── The records ──

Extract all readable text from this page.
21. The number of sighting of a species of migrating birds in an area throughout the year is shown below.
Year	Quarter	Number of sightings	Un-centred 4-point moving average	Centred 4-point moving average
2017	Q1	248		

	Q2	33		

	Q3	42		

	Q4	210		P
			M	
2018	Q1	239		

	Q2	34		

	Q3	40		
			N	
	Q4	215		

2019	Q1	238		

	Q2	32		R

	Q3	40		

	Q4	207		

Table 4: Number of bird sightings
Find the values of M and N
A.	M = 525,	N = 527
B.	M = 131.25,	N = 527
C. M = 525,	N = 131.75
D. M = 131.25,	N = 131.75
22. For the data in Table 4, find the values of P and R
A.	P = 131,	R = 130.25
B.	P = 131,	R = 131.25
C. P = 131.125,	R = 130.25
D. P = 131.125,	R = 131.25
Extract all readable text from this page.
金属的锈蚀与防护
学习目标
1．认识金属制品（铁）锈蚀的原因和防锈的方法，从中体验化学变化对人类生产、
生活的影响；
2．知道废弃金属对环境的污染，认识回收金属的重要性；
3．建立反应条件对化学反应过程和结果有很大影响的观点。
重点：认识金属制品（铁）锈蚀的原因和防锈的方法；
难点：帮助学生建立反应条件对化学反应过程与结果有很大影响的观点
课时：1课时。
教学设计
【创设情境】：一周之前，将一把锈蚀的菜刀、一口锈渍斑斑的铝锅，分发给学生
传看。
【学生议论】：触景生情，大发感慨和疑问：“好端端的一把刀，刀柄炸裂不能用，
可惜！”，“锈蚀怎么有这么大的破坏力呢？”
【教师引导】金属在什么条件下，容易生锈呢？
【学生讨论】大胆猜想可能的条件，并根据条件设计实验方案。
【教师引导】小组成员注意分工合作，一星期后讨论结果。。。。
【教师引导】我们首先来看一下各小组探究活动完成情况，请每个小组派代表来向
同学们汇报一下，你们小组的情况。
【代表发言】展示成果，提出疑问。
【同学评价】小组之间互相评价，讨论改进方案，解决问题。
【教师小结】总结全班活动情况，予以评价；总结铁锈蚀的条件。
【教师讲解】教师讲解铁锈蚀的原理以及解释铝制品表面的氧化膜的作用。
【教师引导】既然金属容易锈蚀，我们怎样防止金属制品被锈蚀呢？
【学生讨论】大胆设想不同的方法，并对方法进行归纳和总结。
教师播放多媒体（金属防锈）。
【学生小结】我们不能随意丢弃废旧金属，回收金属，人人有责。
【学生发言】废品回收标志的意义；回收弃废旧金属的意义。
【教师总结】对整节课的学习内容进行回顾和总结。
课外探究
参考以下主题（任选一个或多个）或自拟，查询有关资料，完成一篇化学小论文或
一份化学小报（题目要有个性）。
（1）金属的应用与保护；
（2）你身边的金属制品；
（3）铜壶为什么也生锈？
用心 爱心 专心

───

** Exercise instructions **
Repeat the records exactly, including every line.

** Answer in full **
Extract all readable text from this page.
21. The number of sighting of a species of migrating birds in an area throughout the year is shown below.
Year	Quarter	Number of sightings	Un-centred 4-point moving average	Centred 4-point moving average
2017	Q1	248		

	Q2	33		

	Q3	42		

	Q4	210		P
			M	
2018	Q1	239		

	Q2	34		

	Q3	40		
			N	
	Q4	215		

2019	Q1	238		

	Q2	32		R

	Q3	40		

	Q4	207		

Table 4: Number of bird sightings
Find the values of M and N
A.	M = 525,	N = 527
B.	M = 131.25,	N = 527
C. M = 525,	N = 131.75
D. M = 131.25,	N = 131.75
22. For the data in Table 4, find the values of P and R
A.	P = 131,	R = 130.25
B.	P = 131,	R = 131.25
C. P = 131.125,	R = 130.25
D. P = 131.125,	R = 131.25
Extract all readable text from this page.
金属的锈蚀与防护
学习目标
1．认识金属制品（铁）锈蚀的原因和防锈的方法，从中体验化学变化对人类生产、
生活的影响；
2．知道废弃金属对环境的污染，认识回收金属的重要性；
3．建立反应条件对化学反应过程和结果有很大影响的观点。
重点：认识金属制品（铁）锈蚀的原因和防锈的方法；
难点：帮助学生建立反应条件对化学反应过程与结果有很大影响的观点
课时：1课时。
教学设计
【创设情境】：一周之前，将一把锈蚀的菜刀、一口锈渍斑斑的铝锅，分发给学生
传看。
【学生议论】：触景生情，大发感慨和疑问：“好端端的一把刀，刀柄炸裂不能用，
可惜！”，“锈蚀怎么有这么大的破坏力呢？”
【教师引导】金属在什么条件下，容易生锈呢？
【学生讨论】大胆猜想可能的条件，并根据条件设计实验方案。
【教师引导】小组成员注意分工合作，一星期后讨论结果。。。。
【教师引导】我们首先来看一下各小组探究活动完成情况，请每个小组派代表来向
同学们汇报一下，你们小组的情况。
【代表发言】展示成果，提出疑问。
【同学评价】小组之间互相评价，讨论改进方案，解决问题。
【教师小结】总结全班活动情况，予以评价；总结铁锈蚀的条件。
【教师讲解】教师讲解铁锈蚀的原理以及解释铝制品表面的氧化膜的作用。
【教师引导】既然金属容易锈蚀，我们怎样防止金属制品被锈蚀呢？
【学生讨论】大胆设想不同的方法，并对方法进行归纳和总结。
教师播放多媒体（金属防锈）。
【学生小结】我们不能随意丢弃废旧金属，回收金属，人人有责。
【学生发言】废品回收标志的意义；回收弃废旧金属的意义。
【教师总结】对整节课的学习内容进行回顾和总结。
课外探究
参考以下主题（任选一个或多个）或自拟，查询有关资料，完成一篇化学小论文或
一份化学小报（题目要有个性）。
（1）金属的应用与保护；
（2）你身边的金属制品；
（3）铜壶为什么也生锈？
用心 爱心 专心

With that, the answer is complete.